* Task statement *
Starting at the line that contains "Decode this chart: output", reproduce every line through the end of the entries below, with no pictures in the copy.

* Data supplied *
# # #
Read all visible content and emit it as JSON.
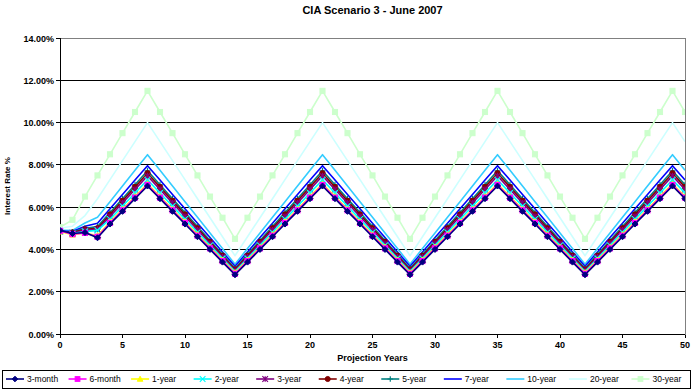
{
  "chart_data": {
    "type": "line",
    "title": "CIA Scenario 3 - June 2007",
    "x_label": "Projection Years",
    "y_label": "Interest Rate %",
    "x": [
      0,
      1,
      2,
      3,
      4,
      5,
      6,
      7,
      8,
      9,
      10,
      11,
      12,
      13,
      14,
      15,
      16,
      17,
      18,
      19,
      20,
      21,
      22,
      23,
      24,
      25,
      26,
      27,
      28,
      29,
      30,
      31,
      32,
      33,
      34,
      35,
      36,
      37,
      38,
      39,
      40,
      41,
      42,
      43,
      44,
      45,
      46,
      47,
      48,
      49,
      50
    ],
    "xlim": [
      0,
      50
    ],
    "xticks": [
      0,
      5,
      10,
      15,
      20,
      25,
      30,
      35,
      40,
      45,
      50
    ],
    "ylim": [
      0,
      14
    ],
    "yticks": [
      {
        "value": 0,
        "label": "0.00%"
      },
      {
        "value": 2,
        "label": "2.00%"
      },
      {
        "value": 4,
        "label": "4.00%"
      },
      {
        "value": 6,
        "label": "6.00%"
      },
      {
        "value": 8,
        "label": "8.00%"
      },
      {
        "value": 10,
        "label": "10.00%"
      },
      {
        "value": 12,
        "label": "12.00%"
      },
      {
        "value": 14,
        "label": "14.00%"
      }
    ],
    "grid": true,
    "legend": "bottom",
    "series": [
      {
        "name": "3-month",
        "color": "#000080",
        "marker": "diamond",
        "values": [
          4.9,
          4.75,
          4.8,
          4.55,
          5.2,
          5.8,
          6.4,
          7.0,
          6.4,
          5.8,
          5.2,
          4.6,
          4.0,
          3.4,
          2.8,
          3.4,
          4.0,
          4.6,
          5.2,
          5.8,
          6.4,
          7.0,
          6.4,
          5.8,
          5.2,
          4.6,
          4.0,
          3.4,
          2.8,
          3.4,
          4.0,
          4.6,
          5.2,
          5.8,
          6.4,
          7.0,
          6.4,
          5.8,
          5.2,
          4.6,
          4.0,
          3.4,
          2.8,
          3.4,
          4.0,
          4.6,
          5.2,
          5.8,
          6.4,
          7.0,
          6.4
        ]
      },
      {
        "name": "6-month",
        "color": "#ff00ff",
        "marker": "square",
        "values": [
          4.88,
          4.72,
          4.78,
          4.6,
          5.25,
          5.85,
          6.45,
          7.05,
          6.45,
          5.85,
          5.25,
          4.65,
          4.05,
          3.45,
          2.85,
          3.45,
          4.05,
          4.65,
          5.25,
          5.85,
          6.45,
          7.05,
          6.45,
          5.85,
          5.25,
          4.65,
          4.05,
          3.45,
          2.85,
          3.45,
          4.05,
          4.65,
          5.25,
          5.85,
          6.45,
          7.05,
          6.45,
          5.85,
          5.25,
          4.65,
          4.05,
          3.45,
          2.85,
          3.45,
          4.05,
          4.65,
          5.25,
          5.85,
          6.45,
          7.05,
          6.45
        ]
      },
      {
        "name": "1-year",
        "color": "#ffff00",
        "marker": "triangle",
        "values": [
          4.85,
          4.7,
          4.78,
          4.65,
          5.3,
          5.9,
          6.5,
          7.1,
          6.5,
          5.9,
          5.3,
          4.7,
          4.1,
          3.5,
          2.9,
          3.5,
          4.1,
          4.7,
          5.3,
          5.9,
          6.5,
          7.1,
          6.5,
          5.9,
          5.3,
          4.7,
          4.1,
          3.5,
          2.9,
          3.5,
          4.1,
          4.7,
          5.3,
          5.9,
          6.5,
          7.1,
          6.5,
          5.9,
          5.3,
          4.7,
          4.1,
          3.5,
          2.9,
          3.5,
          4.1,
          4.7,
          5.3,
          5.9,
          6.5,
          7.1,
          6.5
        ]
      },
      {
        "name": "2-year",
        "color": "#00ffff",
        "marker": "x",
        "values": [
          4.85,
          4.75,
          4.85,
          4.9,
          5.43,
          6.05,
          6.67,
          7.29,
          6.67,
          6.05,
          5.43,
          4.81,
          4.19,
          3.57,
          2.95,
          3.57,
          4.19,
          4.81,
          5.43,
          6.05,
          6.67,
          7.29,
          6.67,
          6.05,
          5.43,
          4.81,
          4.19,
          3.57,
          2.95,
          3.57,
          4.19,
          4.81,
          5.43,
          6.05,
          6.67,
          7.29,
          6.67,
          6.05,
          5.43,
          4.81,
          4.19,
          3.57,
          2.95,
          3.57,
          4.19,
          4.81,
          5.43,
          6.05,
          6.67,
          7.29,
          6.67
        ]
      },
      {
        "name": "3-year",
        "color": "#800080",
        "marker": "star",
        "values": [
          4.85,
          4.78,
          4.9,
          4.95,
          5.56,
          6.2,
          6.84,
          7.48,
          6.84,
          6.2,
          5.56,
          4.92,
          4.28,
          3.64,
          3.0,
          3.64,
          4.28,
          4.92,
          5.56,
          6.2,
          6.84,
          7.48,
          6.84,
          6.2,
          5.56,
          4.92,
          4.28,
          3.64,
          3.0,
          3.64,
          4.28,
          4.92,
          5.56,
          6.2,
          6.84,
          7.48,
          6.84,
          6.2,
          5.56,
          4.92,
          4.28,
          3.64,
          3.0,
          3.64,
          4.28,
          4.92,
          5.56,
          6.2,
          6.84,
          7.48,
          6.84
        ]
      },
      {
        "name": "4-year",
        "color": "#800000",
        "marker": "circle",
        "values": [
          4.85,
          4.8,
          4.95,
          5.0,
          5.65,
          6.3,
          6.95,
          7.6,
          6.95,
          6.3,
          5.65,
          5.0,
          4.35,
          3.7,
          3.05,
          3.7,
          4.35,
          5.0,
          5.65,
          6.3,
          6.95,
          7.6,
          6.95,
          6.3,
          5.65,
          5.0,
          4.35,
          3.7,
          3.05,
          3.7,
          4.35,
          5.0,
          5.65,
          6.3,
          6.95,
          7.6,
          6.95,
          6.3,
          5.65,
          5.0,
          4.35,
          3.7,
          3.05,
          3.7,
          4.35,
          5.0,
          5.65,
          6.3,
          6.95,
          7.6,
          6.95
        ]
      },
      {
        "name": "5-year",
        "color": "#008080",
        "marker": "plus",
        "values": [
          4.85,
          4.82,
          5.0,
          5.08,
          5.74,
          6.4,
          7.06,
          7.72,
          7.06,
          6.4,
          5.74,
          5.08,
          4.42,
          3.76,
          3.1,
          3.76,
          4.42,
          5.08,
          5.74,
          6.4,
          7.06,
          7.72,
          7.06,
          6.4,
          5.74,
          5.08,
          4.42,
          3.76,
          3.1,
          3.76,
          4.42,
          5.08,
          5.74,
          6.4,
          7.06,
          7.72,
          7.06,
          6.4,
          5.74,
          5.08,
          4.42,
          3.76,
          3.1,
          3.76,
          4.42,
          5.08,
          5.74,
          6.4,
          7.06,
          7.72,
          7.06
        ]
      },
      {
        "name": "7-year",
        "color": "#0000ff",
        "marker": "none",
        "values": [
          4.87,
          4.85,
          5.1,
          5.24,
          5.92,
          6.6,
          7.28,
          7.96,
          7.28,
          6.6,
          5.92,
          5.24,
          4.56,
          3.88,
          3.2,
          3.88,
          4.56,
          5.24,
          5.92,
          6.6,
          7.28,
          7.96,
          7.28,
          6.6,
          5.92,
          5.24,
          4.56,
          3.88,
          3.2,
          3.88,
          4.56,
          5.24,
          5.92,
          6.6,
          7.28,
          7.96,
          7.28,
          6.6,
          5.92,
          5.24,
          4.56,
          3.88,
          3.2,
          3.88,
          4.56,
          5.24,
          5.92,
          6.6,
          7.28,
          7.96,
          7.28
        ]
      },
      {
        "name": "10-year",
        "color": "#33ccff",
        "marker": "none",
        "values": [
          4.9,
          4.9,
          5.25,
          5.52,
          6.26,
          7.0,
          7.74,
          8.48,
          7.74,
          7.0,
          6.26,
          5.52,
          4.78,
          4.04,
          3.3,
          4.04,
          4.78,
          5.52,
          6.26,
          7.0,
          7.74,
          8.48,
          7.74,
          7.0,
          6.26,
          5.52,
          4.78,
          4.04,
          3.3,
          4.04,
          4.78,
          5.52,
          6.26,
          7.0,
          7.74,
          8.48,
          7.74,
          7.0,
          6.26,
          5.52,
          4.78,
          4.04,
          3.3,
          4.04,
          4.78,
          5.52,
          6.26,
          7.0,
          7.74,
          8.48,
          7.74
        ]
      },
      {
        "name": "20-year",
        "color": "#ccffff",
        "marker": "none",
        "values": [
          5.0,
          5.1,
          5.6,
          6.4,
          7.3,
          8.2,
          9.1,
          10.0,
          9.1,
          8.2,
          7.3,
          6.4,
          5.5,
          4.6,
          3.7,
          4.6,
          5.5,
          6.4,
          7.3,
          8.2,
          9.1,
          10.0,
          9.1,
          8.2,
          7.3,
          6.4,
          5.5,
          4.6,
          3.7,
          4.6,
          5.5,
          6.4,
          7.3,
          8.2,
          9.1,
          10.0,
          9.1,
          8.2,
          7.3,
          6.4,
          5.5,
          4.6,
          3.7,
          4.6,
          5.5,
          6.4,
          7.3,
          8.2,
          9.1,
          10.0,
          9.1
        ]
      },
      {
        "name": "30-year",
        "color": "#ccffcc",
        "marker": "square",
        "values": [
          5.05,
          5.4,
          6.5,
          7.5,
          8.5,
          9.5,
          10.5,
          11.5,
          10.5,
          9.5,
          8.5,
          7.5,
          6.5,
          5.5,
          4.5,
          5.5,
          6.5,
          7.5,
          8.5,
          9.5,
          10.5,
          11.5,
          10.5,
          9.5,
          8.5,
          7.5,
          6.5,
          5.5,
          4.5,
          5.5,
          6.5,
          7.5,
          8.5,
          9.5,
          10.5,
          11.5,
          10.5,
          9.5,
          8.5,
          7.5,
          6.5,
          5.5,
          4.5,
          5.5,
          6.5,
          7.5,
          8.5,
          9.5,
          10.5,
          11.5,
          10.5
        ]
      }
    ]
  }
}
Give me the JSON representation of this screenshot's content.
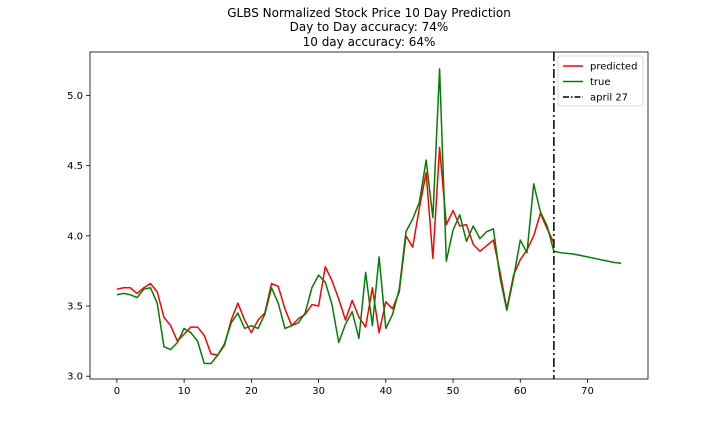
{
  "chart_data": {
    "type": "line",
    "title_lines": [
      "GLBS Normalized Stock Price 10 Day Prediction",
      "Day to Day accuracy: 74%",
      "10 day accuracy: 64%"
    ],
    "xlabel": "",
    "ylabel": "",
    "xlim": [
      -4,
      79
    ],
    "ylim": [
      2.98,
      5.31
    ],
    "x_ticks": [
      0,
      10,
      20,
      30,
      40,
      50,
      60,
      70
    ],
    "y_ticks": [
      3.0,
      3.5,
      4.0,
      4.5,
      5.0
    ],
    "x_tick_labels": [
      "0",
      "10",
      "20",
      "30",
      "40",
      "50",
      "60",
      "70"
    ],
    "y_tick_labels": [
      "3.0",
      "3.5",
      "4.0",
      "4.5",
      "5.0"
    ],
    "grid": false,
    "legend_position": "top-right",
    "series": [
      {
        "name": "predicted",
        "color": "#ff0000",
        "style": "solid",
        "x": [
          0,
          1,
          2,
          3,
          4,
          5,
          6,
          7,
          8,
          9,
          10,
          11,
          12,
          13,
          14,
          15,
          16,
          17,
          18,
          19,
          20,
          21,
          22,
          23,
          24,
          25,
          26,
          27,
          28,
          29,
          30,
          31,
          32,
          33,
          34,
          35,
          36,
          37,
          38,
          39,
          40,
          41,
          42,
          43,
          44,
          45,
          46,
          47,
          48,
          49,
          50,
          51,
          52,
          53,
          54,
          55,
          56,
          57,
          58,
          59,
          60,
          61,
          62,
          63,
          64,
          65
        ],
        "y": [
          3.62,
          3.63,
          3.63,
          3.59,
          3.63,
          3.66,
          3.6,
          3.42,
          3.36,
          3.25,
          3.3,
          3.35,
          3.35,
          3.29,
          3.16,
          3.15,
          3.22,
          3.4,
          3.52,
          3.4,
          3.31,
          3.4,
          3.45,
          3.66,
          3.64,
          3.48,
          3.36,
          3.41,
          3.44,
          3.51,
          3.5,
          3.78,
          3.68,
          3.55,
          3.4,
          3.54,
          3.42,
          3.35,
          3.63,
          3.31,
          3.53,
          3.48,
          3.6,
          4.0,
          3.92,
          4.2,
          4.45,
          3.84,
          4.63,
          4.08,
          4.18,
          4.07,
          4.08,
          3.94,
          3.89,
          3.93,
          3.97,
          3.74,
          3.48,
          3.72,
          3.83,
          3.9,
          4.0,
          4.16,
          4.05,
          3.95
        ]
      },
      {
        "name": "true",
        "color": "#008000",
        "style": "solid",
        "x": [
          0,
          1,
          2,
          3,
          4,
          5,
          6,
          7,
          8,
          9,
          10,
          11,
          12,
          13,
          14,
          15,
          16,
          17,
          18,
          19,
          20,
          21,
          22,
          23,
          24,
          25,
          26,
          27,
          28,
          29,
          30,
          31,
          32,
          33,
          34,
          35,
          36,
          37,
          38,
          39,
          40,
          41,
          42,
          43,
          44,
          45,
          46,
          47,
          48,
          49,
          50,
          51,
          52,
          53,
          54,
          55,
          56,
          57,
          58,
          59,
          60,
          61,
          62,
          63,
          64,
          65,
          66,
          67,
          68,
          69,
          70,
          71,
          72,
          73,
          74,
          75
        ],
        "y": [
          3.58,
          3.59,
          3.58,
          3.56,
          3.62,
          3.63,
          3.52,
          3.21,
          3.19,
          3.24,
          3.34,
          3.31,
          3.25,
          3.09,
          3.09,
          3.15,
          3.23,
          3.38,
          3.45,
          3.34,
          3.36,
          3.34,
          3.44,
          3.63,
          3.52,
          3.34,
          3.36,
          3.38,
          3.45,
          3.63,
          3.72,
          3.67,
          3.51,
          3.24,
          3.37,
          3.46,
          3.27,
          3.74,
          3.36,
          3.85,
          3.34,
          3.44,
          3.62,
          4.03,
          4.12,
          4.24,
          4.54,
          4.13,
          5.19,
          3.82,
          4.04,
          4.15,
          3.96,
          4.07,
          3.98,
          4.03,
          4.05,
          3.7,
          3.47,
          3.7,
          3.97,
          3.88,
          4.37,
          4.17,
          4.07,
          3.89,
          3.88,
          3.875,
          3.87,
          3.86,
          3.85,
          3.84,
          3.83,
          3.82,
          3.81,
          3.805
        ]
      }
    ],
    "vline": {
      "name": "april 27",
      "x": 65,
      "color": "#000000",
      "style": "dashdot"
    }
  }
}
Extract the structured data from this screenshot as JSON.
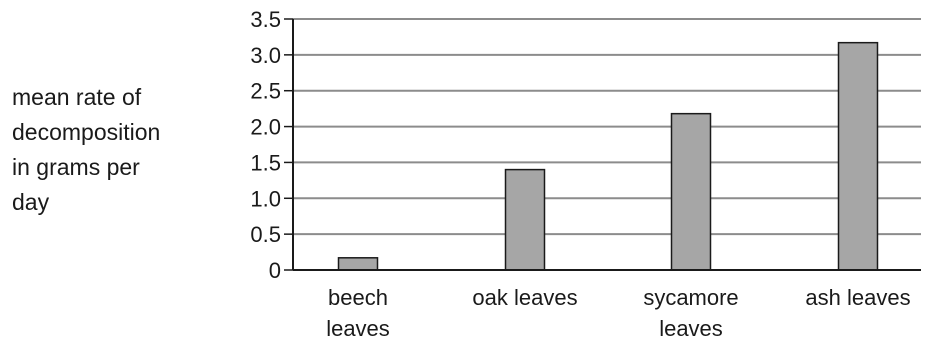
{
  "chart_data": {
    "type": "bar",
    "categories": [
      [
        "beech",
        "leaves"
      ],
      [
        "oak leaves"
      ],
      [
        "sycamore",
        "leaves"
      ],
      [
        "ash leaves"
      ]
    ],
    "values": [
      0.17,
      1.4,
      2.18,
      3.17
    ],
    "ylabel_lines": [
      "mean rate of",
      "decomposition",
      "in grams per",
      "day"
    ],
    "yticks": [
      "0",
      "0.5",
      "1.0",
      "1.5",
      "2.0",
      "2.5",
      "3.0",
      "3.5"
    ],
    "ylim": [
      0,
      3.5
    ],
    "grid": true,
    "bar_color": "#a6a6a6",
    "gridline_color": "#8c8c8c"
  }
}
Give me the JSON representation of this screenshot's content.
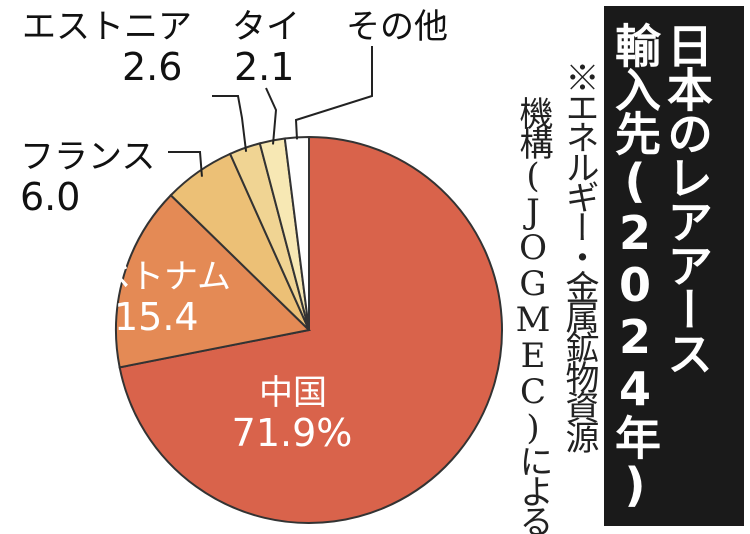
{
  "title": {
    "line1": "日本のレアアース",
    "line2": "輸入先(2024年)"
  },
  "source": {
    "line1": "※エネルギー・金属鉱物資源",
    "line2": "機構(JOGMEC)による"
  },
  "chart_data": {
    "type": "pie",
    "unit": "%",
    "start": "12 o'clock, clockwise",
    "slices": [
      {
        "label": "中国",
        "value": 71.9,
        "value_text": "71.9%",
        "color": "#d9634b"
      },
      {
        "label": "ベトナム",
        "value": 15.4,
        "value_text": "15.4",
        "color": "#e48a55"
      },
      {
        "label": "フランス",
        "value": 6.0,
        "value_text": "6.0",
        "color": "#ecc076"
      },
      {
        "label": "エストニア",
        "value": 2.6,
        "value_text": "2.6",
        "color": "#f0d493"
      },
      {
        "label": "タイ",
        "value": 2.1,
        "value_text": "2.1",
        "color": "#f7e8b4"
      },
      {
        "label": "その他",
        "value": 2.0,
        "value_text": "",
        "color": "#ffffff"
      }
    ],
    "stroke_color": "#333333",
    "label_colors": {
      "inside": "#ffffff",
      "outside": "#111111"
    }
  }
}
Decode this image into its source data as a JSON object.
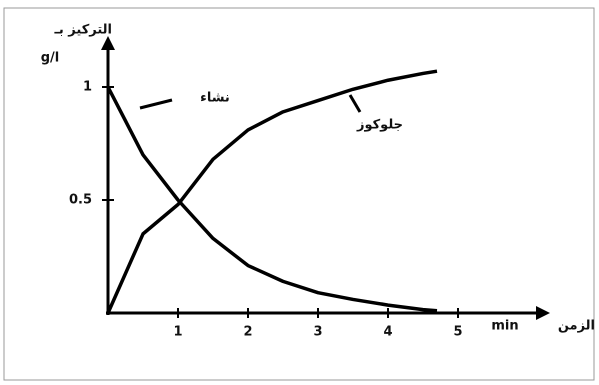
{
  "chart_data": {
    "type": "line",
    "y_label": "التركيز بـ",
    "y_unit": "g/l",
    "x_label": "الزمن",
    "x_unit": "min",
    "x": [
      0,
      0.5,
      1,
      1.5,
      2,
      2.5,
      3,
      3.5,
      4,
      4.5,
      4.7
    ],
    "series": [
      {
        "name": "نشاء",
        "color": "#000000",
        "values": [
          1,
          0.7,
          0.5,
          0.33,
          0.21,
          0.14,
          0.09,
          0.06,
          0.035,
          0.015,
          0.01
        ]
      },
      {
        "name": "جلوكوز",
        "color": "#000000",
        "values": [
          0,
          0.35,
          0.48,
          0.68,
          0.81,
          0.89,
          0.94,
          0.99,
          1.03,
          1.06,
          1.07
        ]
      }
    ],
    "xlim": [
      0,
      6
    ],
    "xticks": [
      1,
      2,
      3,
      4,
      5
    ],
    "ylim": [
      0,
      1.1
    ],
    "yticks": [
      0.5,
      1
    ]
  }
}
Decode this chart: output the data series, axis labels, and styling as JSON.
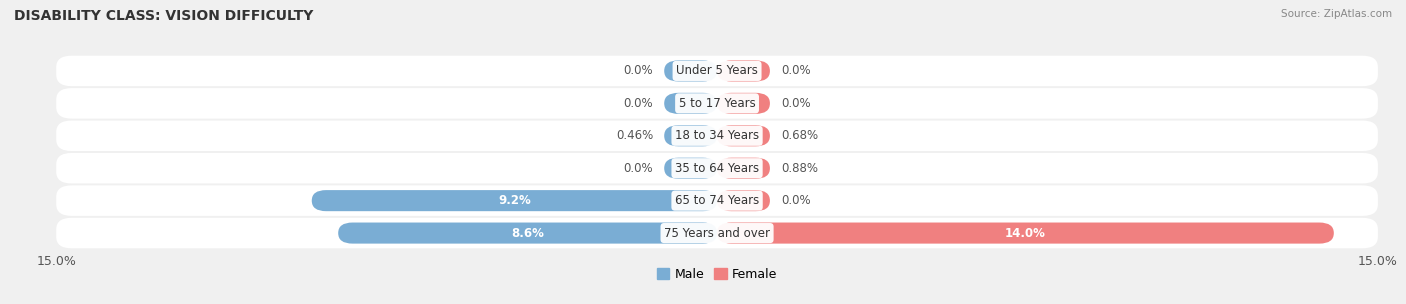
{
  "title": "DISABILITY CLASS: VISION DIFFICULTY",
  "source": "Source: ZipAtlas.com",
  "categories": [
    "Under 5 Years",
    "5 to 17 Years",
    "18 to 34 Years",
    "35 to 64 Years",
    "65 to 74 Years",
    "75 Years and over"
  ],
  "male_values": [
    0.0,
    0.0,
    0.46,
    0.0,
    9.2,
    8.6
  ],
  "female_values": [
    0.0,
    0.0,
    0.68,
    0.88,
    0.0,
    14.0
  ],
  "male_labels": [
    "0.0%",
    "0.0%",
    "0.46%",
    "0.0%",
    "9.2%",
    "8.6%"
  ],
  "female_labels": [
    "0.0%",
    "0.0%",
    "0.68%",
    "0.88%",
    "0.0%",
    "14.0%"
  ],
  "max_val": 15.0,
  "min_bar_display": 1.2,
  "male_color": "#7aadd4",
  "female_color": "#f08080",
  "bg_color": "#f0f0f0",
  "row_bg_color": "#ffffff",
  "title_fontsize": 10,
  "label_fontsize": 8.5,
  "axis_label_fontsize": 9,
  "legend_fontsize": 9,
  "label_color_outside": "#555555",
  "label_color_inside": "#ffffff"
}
# # #
* Solution for this problem *
Decode this chart: output the data series, axis labels, and styling as JSON.
{
  "title": "DISABILITY CLASS: VISION DIFFICULTY",
  "source": "Source: ZipAtlas.com",
  "categories": [
    "Under 5 Years",
    "5 to 17 Years",
    "18 to 34 Years",
    "35 to 64 Years",
    "65 to 74 Years",
    "75 Years and over"
  ],
  "male_values": [
    0.0,
    0.0,
    0.46,
    0.0,
    9.2,
    8.6
  ],
  "female_values": [
    0.0,
    0.0,
    0.68,
    0.88,
    0.0,
    14.0
  ],
  "male_labels": [
    "0.0%",
    "0.0%",
    "0.46%",
    "0.0%",
    "9.2%",
    "8.6%"
  ],
  "female_labels": [
    "0.0%",
    "0.0%",
    "0.68%",
    "0.88%",
    "0.0%",
    "14.0%"
  ],
  "max_val": 15.0,
  "min_bar_display": 1.2,
  "male_color": "#7aadd4",
  "female_color": "#f08080",
  "bg_color": "#f0f0f0",
  "row_bg_color": "#ffffff",
  "title_fontsize": 10,
  "label_fontsize": 8.5,
  "axis_label_fontsize": 9,
  "legend_fontsize": 9,
  "label_color_outside": "#555555",
  "label_color_inside": "#ffffff"
}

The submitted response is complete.